Task input:
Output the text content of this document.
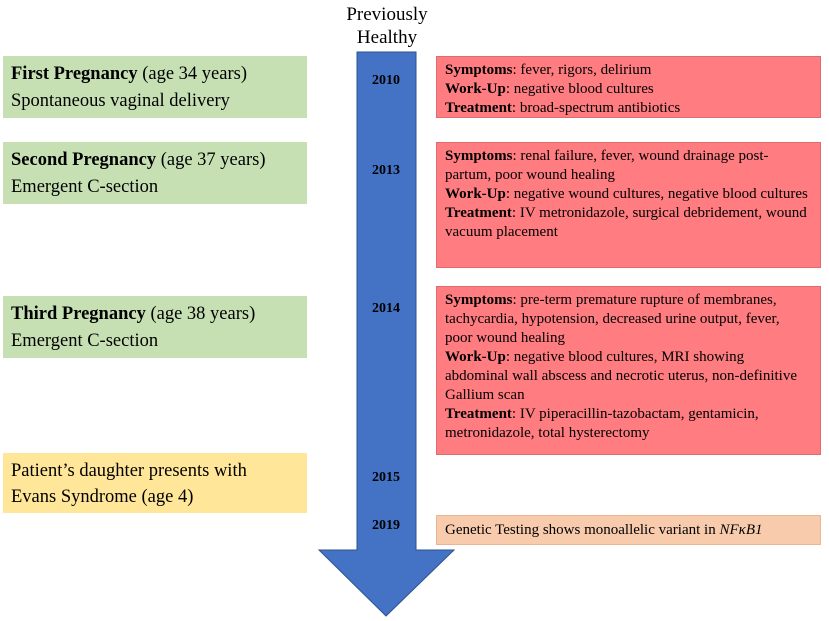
Previously
Healthy
2010
2013
2014
2015
2019
First Pregnancy (age 34 years)
Spontaneous vaginal delivery
Second Pregnancy (age 37 years)
Emergent C-section
Third Pregnancy (age 38 years)
Emergent C-section
Patient’s daughter presents with
Evans Syndrome (age 4)
Symptoms: fever, rigors, delirium
Work-Up: negative blood cultures
Treatment: broad-spectrum antibiotics
Symptoms: renal failure, fever, wound drainage post-partum, poor wound healing
Work-Up: negative wound cultures, negative blood cultures
Treatment: IV metronidazole, surgical debridement, wound vacuum placement
Symptoms: pre-term premature rupture of membranes, tachycardia, hypotension, decreased urine output, fever, poor wound healing
Work-Up: negative blood cultures, MRI showing abdominal wall abscess and necrotic uterus, non-definitive Gallium scan
Treatment: IV piperacillin-tazobactam, gentamicin, metronidazole, total hysterectomy
Genetic Testing shows monoallelic variant in NFκB1
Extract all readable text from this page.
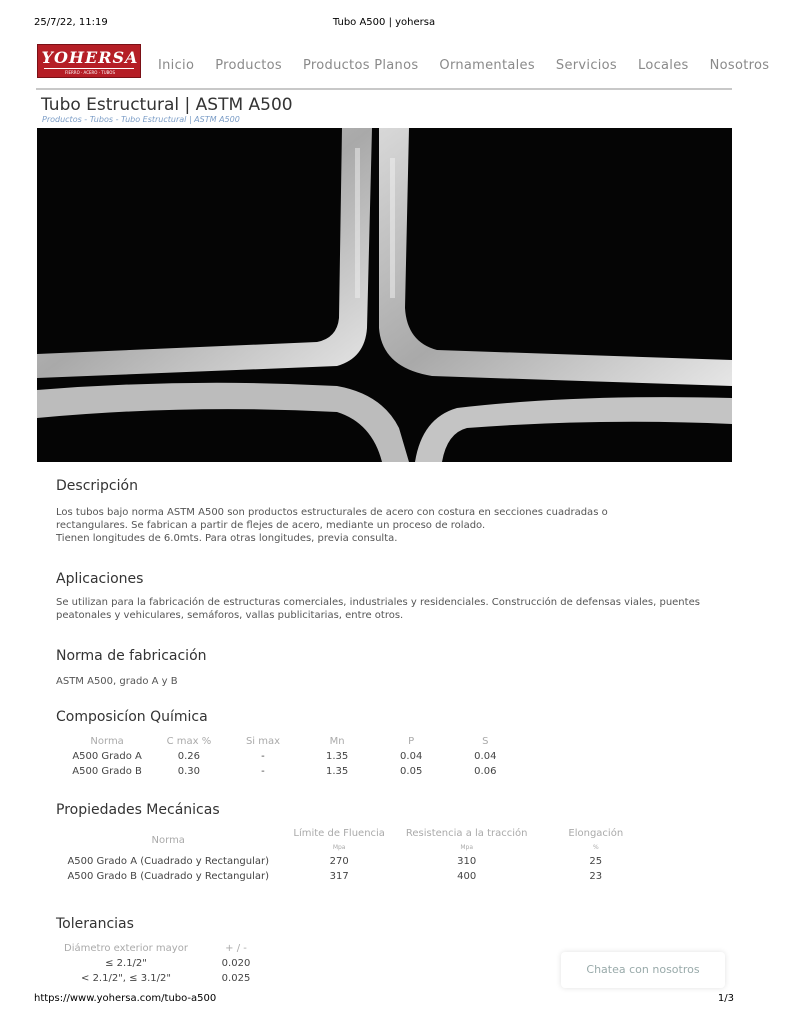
25/7/22, 11:19	Tubo A500 | yohersa
YOHERSA
FIERRO · ACERO · TUBOS	Inicio Productos Productos Planos Ornamentales Servicios Locales Nosotros
Tubo Estructural | ASTM A500
Productos - Tubos - Tubo Estructural | ASTM A500
Descripción
Los tubos bajo norma ASTM A500 son productos estructurales de acero con costura en secciones cuadradas o
rectangulares. Se fabrican a partir de flejes de acero, mediante un proceso de rolado.
Tienen longitudes de 6.0mts. Para otras longitudes, previa consulta.
Aplicaciones
Se utilizan para la fabricación de estructuras comerciales, industriales y residenciales. Construcción de defensas viales, puentes
peatonales y vehiculares, semáforos, vallas publicitarias, entre otros.
Norma de fabricación
ASTM A500, grado A y B
Composicíon Química
Norma	C max %	Si max	Mn	P	S
A500 Grado A	0.26	-	1.35	0.04	0.04
A500 Grado B	0.30	-	1.35	0.05	0.06
Propiedades Mecánicas
Norma	Límite de Fluencia	Resistencia a la tracción	Elongación
	Mpa	Mpa	%
A500 Grado A (Cuadrado y Rectangular)	270	310	25
A500 Grado B (Cuadrado y Rectangular)	317	400	23
Tolerancias
Diámetro exterior mayor	+ / -
≤ 2.1/2"	0.020
< 2.1/2", ≤ 3.1/2"	0.025
Chatea con nosotros
https://www.yohersa.com/tubo-a500	1/3
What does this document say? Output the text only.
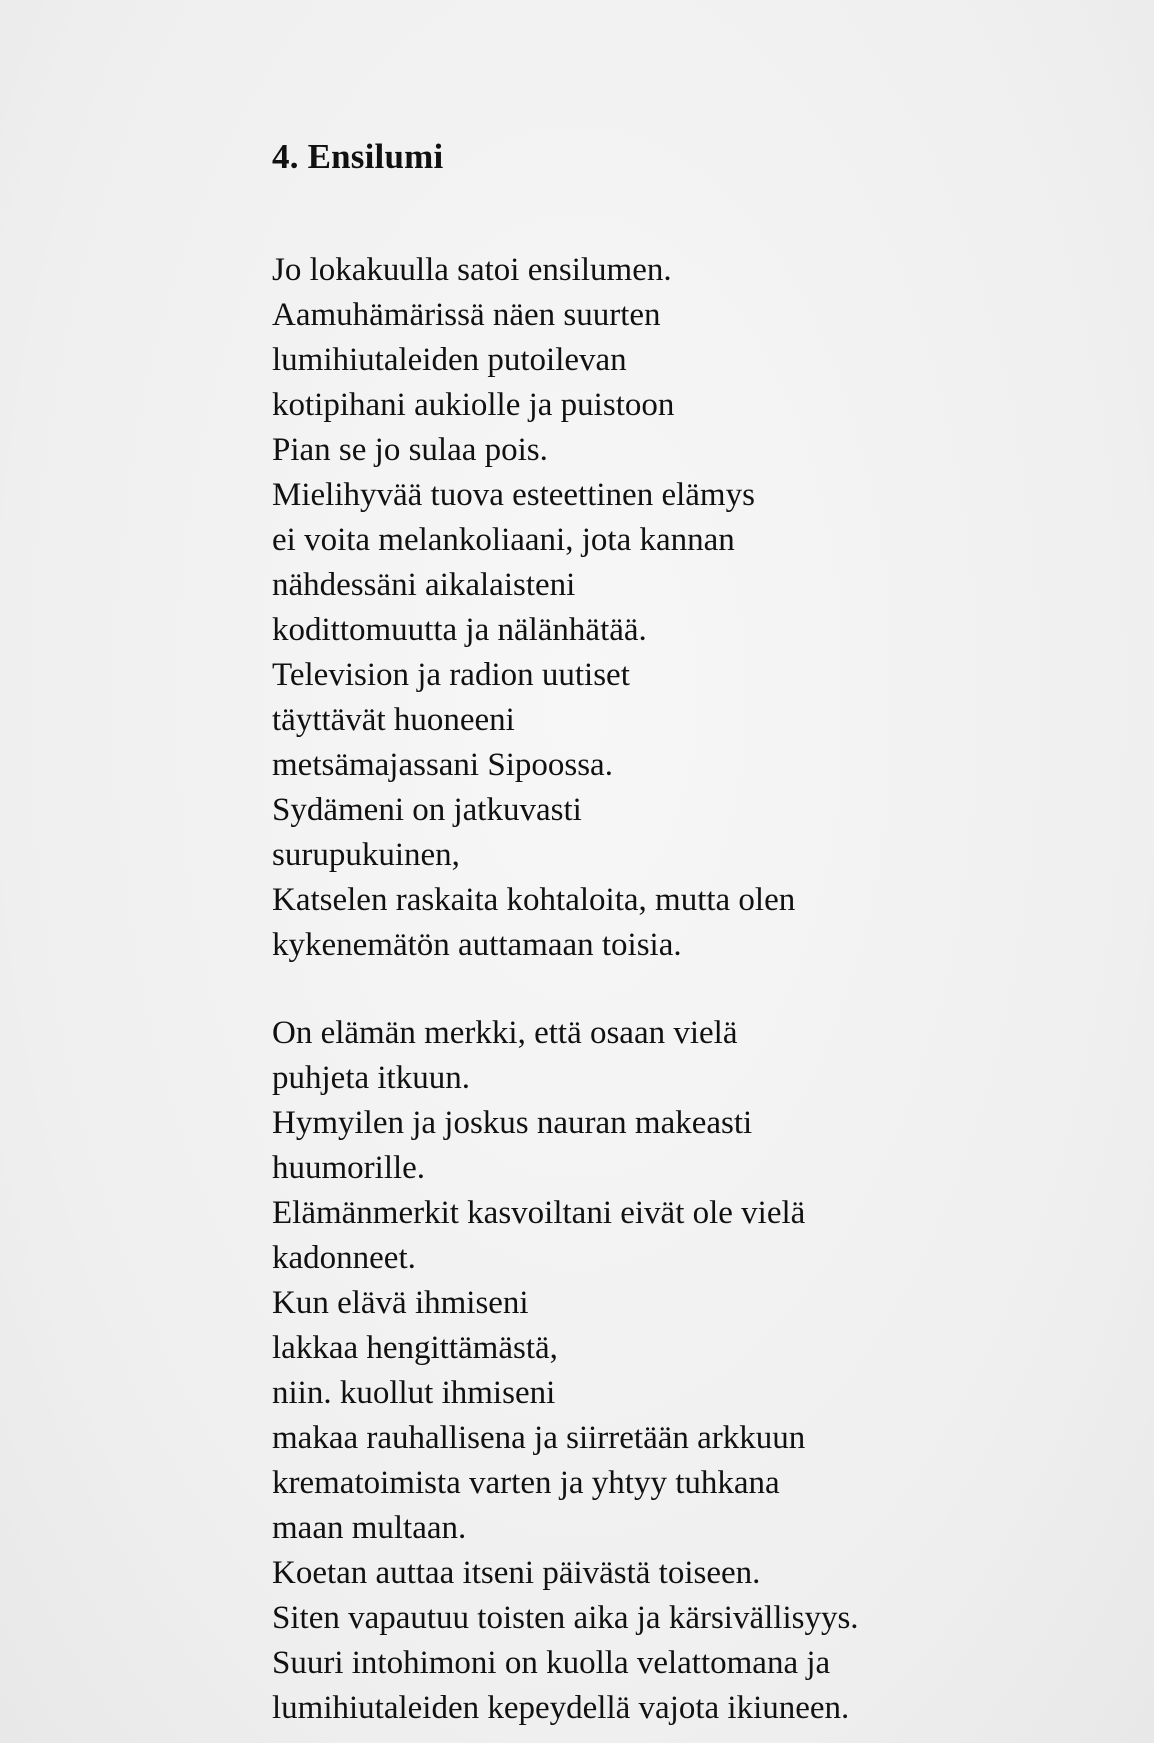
4. Ensilumi
Jo lokakuulla satoi ensilumen.
Aamuhämärissä näen suurten
lumihiutaleiden putoilevan
kotipihani aukiolle ja puistoon
Pian se jo sulaa pois.
Mielihyvää tuova esteettinen elämys
ei voita melankoliaani, jota kannan
nähdessäni aikalaisteni
kodittomuutta ja nälänhätää.
Television ja radion uutiset
täyttävät huoneeni
metsämajassani Sipoossa.
Sydämeni on jatkuvasti
surupukuinen,
Katselen raskaita kohtaloita, mutta olen
kykenemätön auttamaan toisia.
On elämän merkki, että osaan vielä
puhjeta itkuun.
Hymyilen ja joskus nauran makeasti
huumorille.
Elämänmerkit kasvoiltani eivät ole vielä
kadonneet.
Kun elävä ihmiseni
lakkaa hengittämästä,
niin. kuollut ihmiseni
makaa rauhallisena ja siirretään arkkuun
krematoimista varten ja yhtyy tuhkana
maan multaan.
Koetan auttaa itseni päivästä toiseen.
Siten vapautuu toisten aika ja kärsivällisyys.
Suuri intohimoni on kuolla velattomana ja
lumihiutaleiden kepeydellä vajota ikiuneen.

Goal:
Write out the full listing verbatim, excluding its pictures.

Completed exercise:
Output the text content of this document.
Previously
Healthy
2010
2013
2014
2015
2019
First Pregnancy (age 34 years)
Spontaneous vaginal delivery
Second Pregnancy (age 37 years)
Emergent C-section
Third Pregnancy (age 38 years)
Emergent C-section
Patient’s daughter presents with
Evans Syndrome (age 4)
Symptoms: fever, rigors, delirium
Work-Up: negative blood cultures
Treatment: broad-spectrum antibiotics
Symptoms: renal failure, fever, wound drainage post-partum, poor wound healing
Work-Up: negative wound cultures, negative blood cultures
Treatment: IV metronidazole, surgical debridement, wound vacuum placement
Symptoms: pre-term premature rupture of membranes, tachycardia, hypotension, decreased urine output, fever, poor wound healing
Work-Up: negative blood cultures, MRI showing abdominal wall abscess and necrotic uterus, non-definitive Gallium scan
Treatment: IV piperacillin-tazobactam, gentamicin, metronidazole, total hysterectomy
Genetic Testing shows monoallelic variant in NFκB1
Extract all readable text from this page.
25/7/22, 11:19	Tubo A500 | yohersa
YOHERSA
FIERRO · ACERO · TUBOS	Inicio Productos Productos Planos Ornamentales Servicios Locales Nosotros
Tubo Estructural | ASTM A500
Productos - Tubos - Tubo Estructural | ASTM A500
Descripción
Los tubos bajo norma ASTM A500 son productos estructurales de acero con costura en secciones cuadradas o
rectangulares. Se fabrican a partir de flejes de acero, mediante un proceso de rolado.
Tienen longitudes de 6.0mts. Para otras longitudes, previa consulta.
Aplicaciones
Se utilizan para la fabricación de estructuras comerciales, industriales y residenciales. Construcción de defensas viales, puentes
peatonales y vehiculares, semáforos, vallas publicitarias, entre otros.
Norma de fabricación
ASTM A500, grado A y B
Composicíon Química
Norma	C max %	Si max	Mn	P	S
A500 Grado A	0.26	-	1.35	0.04	0.04
A500 Grado B	0.30	-	1.35	0.05	0.06
Propiedades Mecánicas
Norma	Límite de Fluencia	Resistencia a la tracción	Elongación
	Mpa	Mpa	%
A500 Grado A (Cuadrado y Rectangular)	270	310	25
A500 Grado B (Cuadrado y Rectangular)	317	400	23
Tolerancias
Diámetro exterior mayor	+ / -
≤ 2.1/2"	0.020
< 2.1/2", ≤ 3.1/2"	0.025
Chatea con nosotros
https://www.yohersa.com/tubo-a500	1/3
What does this document say? Output the text only.
4. Ensilumi
Jo lokakuulla satoi ensilumen.
Aamuhämärissä näen suurten
lumihiutaleiden putoilevan
kotipihani aukiolle ja puistoon
Pian se jo sulaa pois.
Mielihyvää tuova esteettinen elämys
ei voita melankoliaani, jota kannan
nähdessäni aikalaisteni
kodittomuutta ja nälänhätää.
Television ja radion uutiset
täyttävät huoneeni
metsämajassani Sipoossa.
Sydämeni on jatkuvasti
surupukuinen,
Katselen raskaita kohtaloita, mutta olen
kykenemätön auttamaan toisia.
On elämän merkki, että osaan vielä
puhjeta itkuun.
Hymyilen ja joskus nauran makeasti
huumorille.
Elämänmerkit kasvoiltani eivät ole vielä
kadonneet.
Kun elävä ihmiseni
lakkaa hengittämästä,
niin. kuollut ihmiseni
makaa rauhallisena ja siirretään arkkuun
krematoimista varten ja yhtyy tuhkana
maan multaan.
Koetan auttaa itseni päivästä toiseen.
Siten vapautuu toisten aika ja kärsivällisyys.
Suuri intohimoni on kuolla velattomana ja
lumihiutaleiden kepeydellä vajota ikiuneen.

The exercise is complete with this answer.